BRIEF |
Leaving out the pictures, please retype each record exactly.

Saved entries:
>>>

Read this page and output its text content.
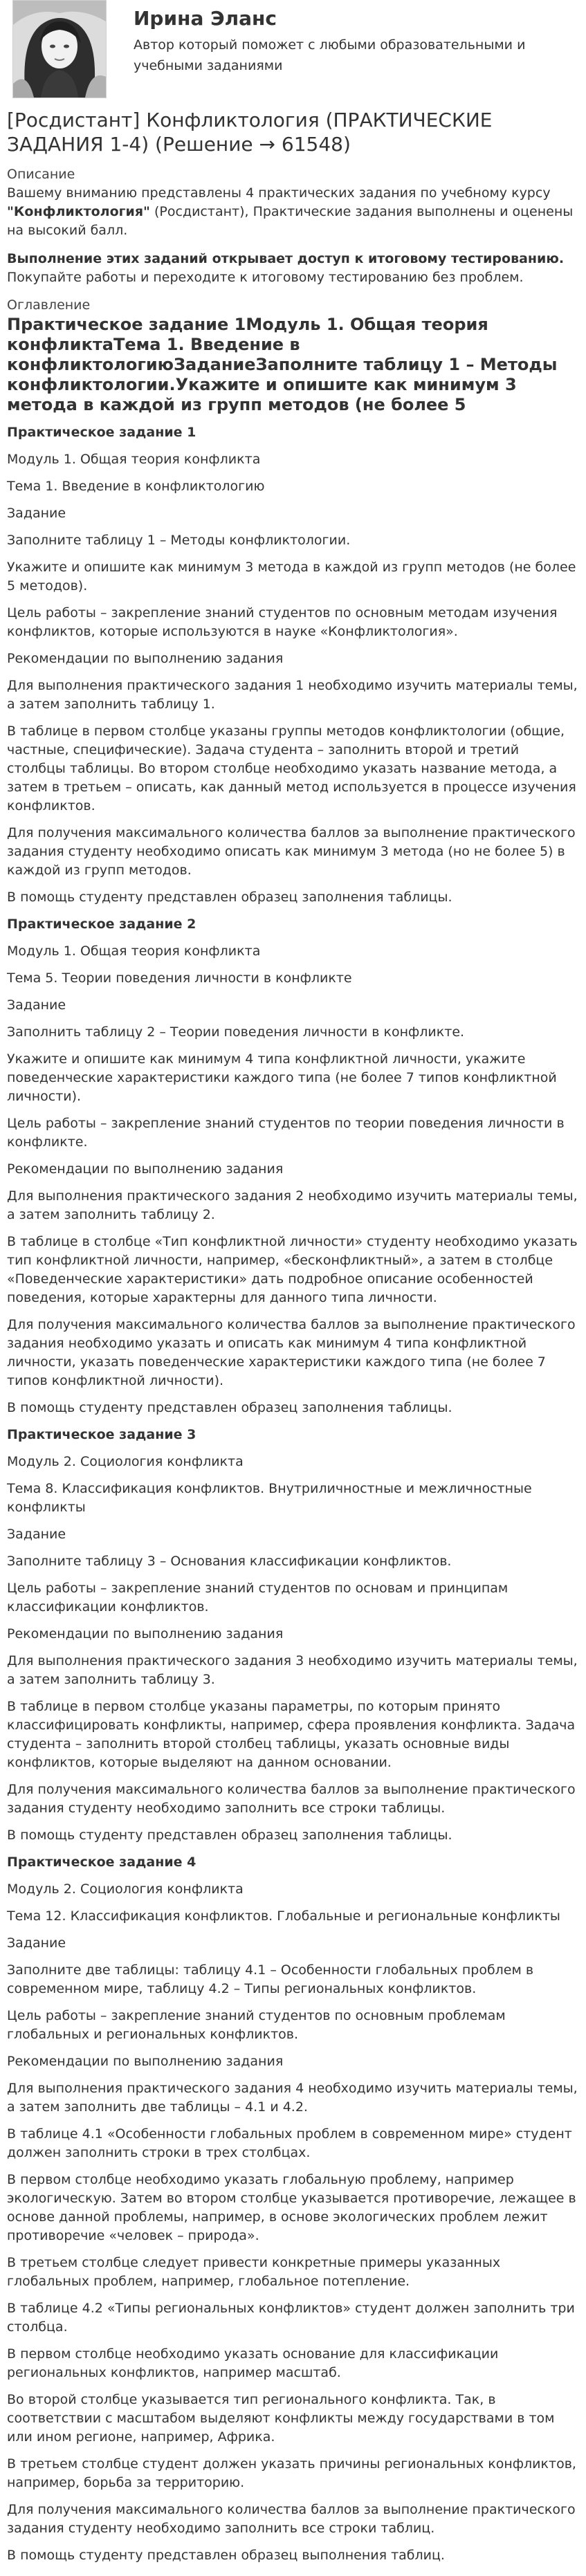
Ирина Эланс
Автор который поможет с любыми образовательными и учебными заданиями
[Росдистант] Конфликтология (ПРАКТИЧЕСКИЕ ЗАДАНИЯ 1-4) (Решение → 61548)
Описание

Вашему вниманию представлены 4 практических задания по учебному курсу "Конфликтология" (Росдистант), Практические задания выполнены и оценены на высокий балл.

Выполнение этих заданий открывает доступ к итоговому тестированию. Покупайте работы и переходите к итоговому тестированию без проблем.

Оглавление
Практическое задание 1Модуль 1. Общая теория конфликтаТема 1. Введение в конфликтологиюЗаданиеЗаполните таблицу 1 – Методы конфликтологии.Укажите и опишите как минимум 3 метода в каждой из групп методов (не более 5

Практическое задание 1

Модуль 1. Общая теория конфликта

Тема 1. Введение в конфликтологию

Задание

Заполните таблицу 1 – Методы конфликтологии.

Укажите и опишите как минимум 3 метода в каждой из групп методов (не более 5 методов).

Цель работы – закрепление знаний студентов по основным методам изучения конфликтов, которые используются в науке «Конфликтология».

Рекомендации по выполнению задания

Для выполнения практического задания 1 необходимо изучить материалы темы, а затем заполнить таблицу 1.

В таблице в первом столбце указаны группы методов конфликтологии (общие, частные, специфические). Задача студента – заполнить второй и третий столбцы таблицы. Во втором столбце необходимо указать название метода, а затем в третьем – описать, как данный метод используется в процессе изучения конфликтов.

Для получения максимального количества баллов за выполнение практического задания студенту необходимо описать как минимум 3 метода (но не более 5) в каждой из групп методов.

В помощь студенту представлен образец заполнения таблицы.

Практическое задание 2

Модуль 1. Общая теория конфликта

Тема 5. Теории поведения личности в конфликте

Задание

Заполнить таблицу 2 – Теории поведения личности в конфликте.

Укажите и опишите как минимум 4 типа конфликтной личности, укажите поведенческие характеристики каждого типа (не более 7 типов конфликтной личности).

Цель работы – закрепление знаний студентов по теории поведения личности в конфликте.

Рекомендации по выполнению задания

Для выполнения практического задания 2 необходимо изучить материалы темы, а затем заполнить таблицу 2.

В таблице в столбце «Тип конфликтной личности» студенту необходимо указать тип конфликтной личности, например, «бесконфликтный», а затем в столбце «Поведенческие характеристики» дать подробное описание особенностей поведения, которые характерны для данного типа личности.

Для получения максимального количества баллов за выполнение практического задания необходимо указать и описать как минимум 4 типа конфликтной личности, указать поведенческие характеристики каждого типа (не более 7 типов конфликтной личности).

В помощь студенту представлен образец заполнения таблицы.

Практическое задание 3

Модуль 2. Социология конфликта

Тема 8. Классификация конфликтов. Внутриличностные и межличностные конфликты

Задание

Заполните таблицу 3 – Основания классификации конфликтов.

Цель работы – закрепление знаний студентов по основам и принципам классификации конфликтов.

Рекомендации по выполнению задания

Для выполнения практического задания 3 необходимо изучить материалы темы, а затем заполнить таблицу 3.

В таблице в первом столбце указаны параметры, по которым принято классифицировать конфликты, например, сфера проявления конфликта. Задача студента – заполнить второй столбец таблицы, указать основные виды конфликтов, которые выделяют на данном основании.

Для получения максимального количества баллов за выполнение практического задания студенту необходимо заполнить все строки таблицы.

В помощь студенту представлен образец заполнения таблицы.

Практическое задание 4

Модуль 2. Социология конфликта

Тема 12. Классификация конфликтов. Глобальные и региональные конфликты

Задание

Заполните две таблицы: таблицу 4.1 – Особенности глобальных проблем в современном мире, таблицу 4.2 – Типы региональных конфликтов.

Цель работы – закрепление знаний студентов по основным проблемам глобальных и региональных конфликтов.

Рекомендации по выполнению задания

Для выполнения практического задания 4 необходимо изучить материалы темы, а затем заполнить две таблицы – 4.1 и 4.2.

В таблице 4.1 «Особенности глобальных проблем в современном мире» студент должен заполнить строки в трех столбцах.

В первом столбце необходимо указать глобальную проблему, например экологическую. Затем во втором столбце указывается противоречие, лежащее в основе данной проблемы, например, в основе экологических проблем лежит противоречие «человек – природа».

В третьем столбце следует привести конкретные примеры указанных глобальных проблем, например, глобальное потепление.

В таблице 4.2 «Типы региональных конфликтов» студент должен заполнить три столбца.

В первом столбце необходимо указать основание для классификации региональных конфликтов, например масштаб.

Во второй столбце указывается тип регионального конфликта. Так, в соответствии с масштабом выделяют конфликты между государствами в том или ином регионе, например, Африка.

В третьем столбце студент должен указать причины региональных конфликтов, например, борьба за территорию.

Для получения максимального количества баллов за выполнение практического задания студенту необходимо заполнить все строки таблиц.

В помощь студенту представлен образец выполнения таблиц.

<<<

SOLUTION TO THIS PROBLEM |
Read this page and output its text content.
Ирина Эланс
Автор который поможет с любыми образовательными и учебными заданиями
[Росдистант] Конфликтология (ПРАКТИЧЕСКИЕ ЗАДАНИЯ 1-4) (Решение → 61548)
Описание

Вашему вниманию представлены 4 практических задания по учебному курсу "Конфликтология" (Росдистант), Практические задания выполнены и оценены на высокий балл.

Выполнение этих заданий открывает доступ к итоговому тестированию. Покупайте работы и переходите к итоговому тестированию без проблем.

Оглавление
Практическое задание 1Модуль 1. Общая теория конфликтаТема 1. Введение в конфликтологиюЗаданиеЗаполните таблицу 1 – Методы конфликтологии.Укажите и опишите как минимум 3 метода в каждой из групп методов (не более 5

Практическое задание 1

Модуль 1. Общая теория конфликта

Тема 1. Введение в конфликтологию

Задание

Заполните таблицу 1 – Методы конфликтологии.

Укажите и опишите как минимум 3 метода в каждой из групп методов (не более 5 методов).

Цель работы – закрепление знаний студентов по основным методам изучения конфликтов, которые используются в науке «Конфликтология».

Рекомендации по выполнению задания

Для выполнения практического задания 1 необходимо изучить материалы темы, а затем заполнить таблицу 1.

В таблице в первом столбце указаны группы методов конфликтологии (общие, частные, специфические). Задача студента – заполнить второй и третий столбцы таблицы. Во втором столбце необходимо указать название метода, а затем в третьем – описать, как данный метод используется в процессе изучения конфликтов.

Для получения максимального количества баллов за выполнение практического задания студенту необходимо описать как минимум 3 метода (но не более 5) в каждой из групп методов.

В помощь студенту представлен образец заполнения таблицы.

Практическое задание 2

Модуль 1. Общая теория конфликта

Тема 5. Теории поведения личности в конфликте

Задание

Заполнить таблицу 2 – Теории поведения личности в конфликте.

Укажите и опишите как минимум 4 типа конфликтной личности, укажите поведенческие характеристики каждого типа (не более 7 типов конфликтной личности).

Цель работы – закрепление знаний студентов по теории поведения личности в конфликте.

Рекомендации по выполнению задания

Для выполнения практического задания 2 необходимо изучить материалы темы, а затем заполнить таблицу 2.

В таблице в столбце «Тип конфликтной личности» студенту необходимо указать тип конфликтной личности, например, «бесконфликтный», а затем в столбце «Поведенческие характеристики» дать подробное описание особенностей поведения, которые характерны для данного типа личности.

Для получения максимального количества баллов за выполнение практического задания необходимо указать и описать как минимум 4 типа конфликтной личности, указать поведенческие характеристики каждого типа (не более 7 типов конфликтной личности).

В помощь студенту представлен образец заполнения таблицы.

Практическое задание 3

Модуль 2. Социология конфликта

Тема 8. Классификация конфликтов. Внутриличностные и межличностные конфликты

Задание

Заполните таблицу 3 – Основания классификации конфликтов.

Цель работы – закрепление знаний студентов по основам и принципам классификации конфликтов.

Рекомендации по выполнению задания

Для выполнения практического задания 3 необходимо изучить материалы темы, а затем заполнить таблицу 3.

В таблице в первом столбце указаны параметры, по которым принято классифицировать конфликты, например, сфера проявления конфликта. Задача студента – заполнить второй столбец таблицы, указать основные виды конфликтов, которые выделяют на данном основании.

Для получения максимального количества баллов за выполнение практического задания студенту необходимо заполнить все строки таблицы.

В помощь студенту представлен образец заполнения таблицы.

Практическое задание 4

Модуль 2. Социология конфликта

Тема 12. Классификация конфликтов. Глобальные и региональные конфликты

Задание

Заполните две таблицы: таблицу 4.1 – Особенности глобальных проблем в современном мире, таблицу 4.2 – Типы региональных конфликтов.

Цель работы – закрепление знаний студентов по основным проблемам глобальных и региональных конфликтов.

Рекомендации по выполнению задания

Для выполнения практического задания 4 необходимо изучить материалы темы, а затем заполнить две таблицы – 4.1 и 4.2.

В таблице 4.1 «Особенности глобальных проблем в современном мире» студент должен заполнить строки в трех столбцах.

В первом столбце необходимо указать глобальную проблему, например экологическую. Затем во втором столбце указывается противоречие, лежащее в основе данной проблемы, например, в основе экологических проблем лежит противоречие «человек – природа».

В третьем столбце следует привести конкретные примеры указанных глобальных проблем, например, глобальное потепление.

В таблице 4.2 «Типы региональных конфликтов» студент должен заполнить три столбца.

В первом столбце необходимо указать основание для классификации региональных конфликтов, например масштаб.

Во второй столбце указывается тип регионального конфликта. Так, в соответствии с масштабом выделяют конфликты между государствами в том или ином регионе, например, Африка.

В третьем столбце студент должен указать причины региональных конфликтов, например, борьба за территорию.

Для получения максимального количества баллов за выполнение практического задания студенту необходимо заполнить все строки таблиц.

В помощь студенту представлен образец выполнения таблиц.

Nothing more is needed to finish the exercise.